┌─ RECORD EXTRACTS

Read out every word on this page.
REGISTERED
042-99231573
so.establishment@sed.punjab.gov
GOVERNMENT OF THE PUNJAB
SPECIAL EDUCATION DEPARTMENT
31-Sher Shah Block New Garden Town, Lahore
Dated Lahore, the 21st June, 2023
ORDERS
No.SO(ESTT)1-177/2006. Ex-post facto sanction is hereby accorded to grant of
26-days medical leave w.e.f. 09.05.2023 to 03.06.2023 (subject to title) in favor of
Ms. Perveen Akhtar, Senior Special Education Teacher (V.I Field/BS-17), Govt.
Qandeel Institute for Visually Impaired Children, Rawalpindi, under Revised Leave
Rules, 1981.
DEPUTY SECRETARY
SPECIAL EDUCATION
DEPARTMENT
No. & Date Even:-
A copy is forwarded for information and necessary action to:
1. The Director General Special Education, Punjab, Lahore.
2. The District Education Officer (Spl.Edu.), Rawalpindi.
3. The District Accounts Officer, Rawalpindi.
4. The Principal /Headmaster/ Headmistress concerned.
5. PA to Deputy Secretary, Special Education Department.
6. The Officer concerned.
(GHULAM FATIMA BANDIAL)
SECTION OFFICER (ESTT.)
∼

└─

- YOUR TASK: Lines holding the word "ESTT" in the entries above are the ones to pull out. Copy them all.

- SOLUTION TO THIS PROBLEM:
No.SO(ESTT)1-177/2006. Ex-post facto sanction is hereby accorded to grant of
SECTION OFFICER (ESTT.)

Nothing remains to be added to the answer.